*What is required*: Would you quote the material below in full and unchanged?

Collected data
***

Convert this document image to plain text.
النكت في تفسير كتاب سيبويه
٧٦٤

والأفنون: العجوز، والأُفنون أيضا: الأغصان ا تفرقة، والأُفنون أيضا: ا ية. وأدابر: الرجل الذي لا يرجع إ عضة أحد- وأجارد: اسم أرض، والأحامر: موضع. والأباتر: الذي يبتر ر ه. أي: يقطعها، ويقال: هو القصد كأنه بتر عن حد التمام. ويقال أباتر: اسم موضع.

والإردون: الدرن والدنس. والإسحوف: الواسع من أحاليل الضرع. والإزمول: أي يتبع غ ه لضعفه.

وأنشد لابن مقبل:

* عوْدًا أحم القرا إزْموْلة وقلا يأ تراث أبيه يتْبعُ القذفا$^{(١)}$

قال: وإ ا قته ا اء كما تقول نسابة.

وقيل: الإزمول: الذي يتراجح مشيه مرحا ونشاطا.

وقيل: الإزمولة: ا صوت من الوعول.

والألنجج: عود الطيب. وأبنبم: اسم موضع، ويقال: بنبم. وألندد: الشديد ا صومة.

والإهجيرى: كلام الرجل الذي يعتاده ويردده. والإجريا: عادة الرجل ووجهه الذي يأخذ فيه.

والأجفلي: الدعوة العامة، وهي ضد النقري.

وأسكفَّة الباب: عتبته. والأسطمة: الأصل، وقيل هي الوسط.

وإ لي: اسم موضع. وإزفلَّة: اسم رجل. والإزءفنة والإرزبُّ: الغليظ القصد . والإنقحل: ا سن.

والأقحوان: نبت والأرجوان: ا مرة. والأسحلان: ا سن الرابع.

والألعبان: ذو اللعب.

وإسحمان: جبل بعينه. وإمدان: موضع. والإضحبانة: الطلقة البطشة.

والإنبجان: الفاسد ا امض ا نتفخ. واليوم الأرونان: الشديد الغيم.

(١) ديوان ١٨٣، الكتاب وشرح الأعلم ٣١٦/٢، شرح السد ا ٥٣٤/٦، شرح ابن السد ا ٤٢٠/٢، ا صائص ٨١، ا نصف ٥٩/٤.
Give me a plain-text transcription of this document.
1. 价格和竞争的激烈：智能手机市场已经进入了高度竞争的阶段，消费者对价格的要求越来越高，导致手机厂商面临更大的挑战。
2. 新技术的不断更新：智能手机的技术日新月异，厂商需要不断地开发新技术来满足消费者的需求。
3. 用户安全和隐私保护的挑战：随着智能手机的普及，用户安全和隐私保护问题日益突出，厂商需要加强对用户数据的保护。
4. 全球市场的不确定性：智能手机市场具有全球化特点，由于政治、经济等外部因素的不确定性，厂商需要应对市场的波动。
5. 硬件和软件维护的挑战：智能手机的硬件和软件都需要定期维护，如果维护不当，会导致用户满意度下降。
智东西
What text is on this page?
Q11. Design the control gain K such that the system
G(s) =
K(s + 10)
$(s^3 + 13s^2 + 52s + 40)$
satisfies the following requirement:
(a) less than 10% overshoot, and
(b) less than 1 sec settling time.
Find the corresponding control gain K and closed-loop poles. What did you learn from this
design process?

***

*Answer to this exercise*:
Convert this document image to plain text.
النكت في تفسير كتاب سيبويه
٧٦٤

والأفنون: العجوز، والأُفنون أيضا: الأغصان ا تفرقة، والأُفنون أيضا: ا ية. وأدابر: الرجل الذي لا يرجع إ عضة أحد- وأجارد: اسم أرض، والأحامر: موضع. والأباتر: الذي يبتر ر ه. أي: يقطعها، ويقال: هو القصد كأنه بتر عن حد التمام. ويقال أباتر: اسم موضع.

والإردون: الدرن والدنس. والإسحوف: الواسع من أحاليل الضرع. والإزمول: أي يتبع غ ه لضعفه.

وأنشد لابن مقبل:

* عوْدًا أحم القرا إزْموْلة وقلا يأ تراث أبيه يتْبعُ القذفا$^{(١)}$

قال: وإ ا قته ا اء كما تقول نسابة.

وقيل: الإزمول: الذي يتراجح مشيه مرحا ونشاطا.

وقيل: الإزمولة: ا صوت من الوعول.

والألنجج: عود الطيب. وأبنبم: اسم موضع، ويقال: بنبم. وألندد: الشديد ا صومة.

والإهجيرى: كلام الرجل الذي يعتاده ويردده. والإجريا: عادة الرجل ووجهه الذي يأخذ فيه.

والأجفلي: الدعوة العامة، وهي ضد النقري.

وأسكفَّة الباب: عتبته. والأسطمة: الأصل، وقيل هي الوسط.

وإ لي: اسم موضع. وإزفلَّة: اسم رجل. والإزءفنة والإرزبُّ: الغليظ القصد . والإنقحل: ا سن.

والأقحوان: نبت والأرجوان: ا مرة. والأسحلان: ا سن الرابع.

والألعبان: ذو اللعب.

وإسحمان: جبل بعينه. وإمدان: موضع. والإضحبانة: الطلقة البطشة.

والإنبجان: الفاسد ا امض ا نتفخ. واليوم الأرونان: الشديد الغيم.

(١) ديوان ١٨٣، الكتاب وشرح الأعلم ٣١٦/٢، شرح السد ا ٥٣٤/٦، شرح ابن السد ا ٤٢٠/٢، ا صائص ٨١، ا نصف ٥٩/٤.
Give me a plain-text transcription of this document.
1. 价格和竞争的激烈：智能手机市场已经进入了高度竞争的阶段，消费者对价格的要求越来越高，导致手机厂商面临更大的挑战。
2. 新技术的不断更新：智能手机的技术日新月异，厂商需要不断地开发新技术来满足消费者的需求。
3. 用户安全和隐私保护的挑战：随着智能手机的普及，用户安全和隐私保护问题日益突出，厂商需要加强对用户数据的保护。
4. 全球市场的不确定性：智能手机市场具有全球化特点，由于政治、经济等外部因素的不确定性，厂商需要应对市场的波动。
5. 硬件和软件维护的挑战：智能手机的硬件和软件都需要定期维护，如果维护不当，会导致用户满意度下降。
智东西
What text is on this page?
Q11. Design the control gain K such that the system
G(s) =
K(s + 10)
$(s^3 + 13s^2 + 52s + 40)$
satisfies the following requirement:
(a) less than 10% overshoot, and
(b) less than 1 sec settling time.
Find the corresponding control gain K and closed-loop poles. What did you learn from this
design process?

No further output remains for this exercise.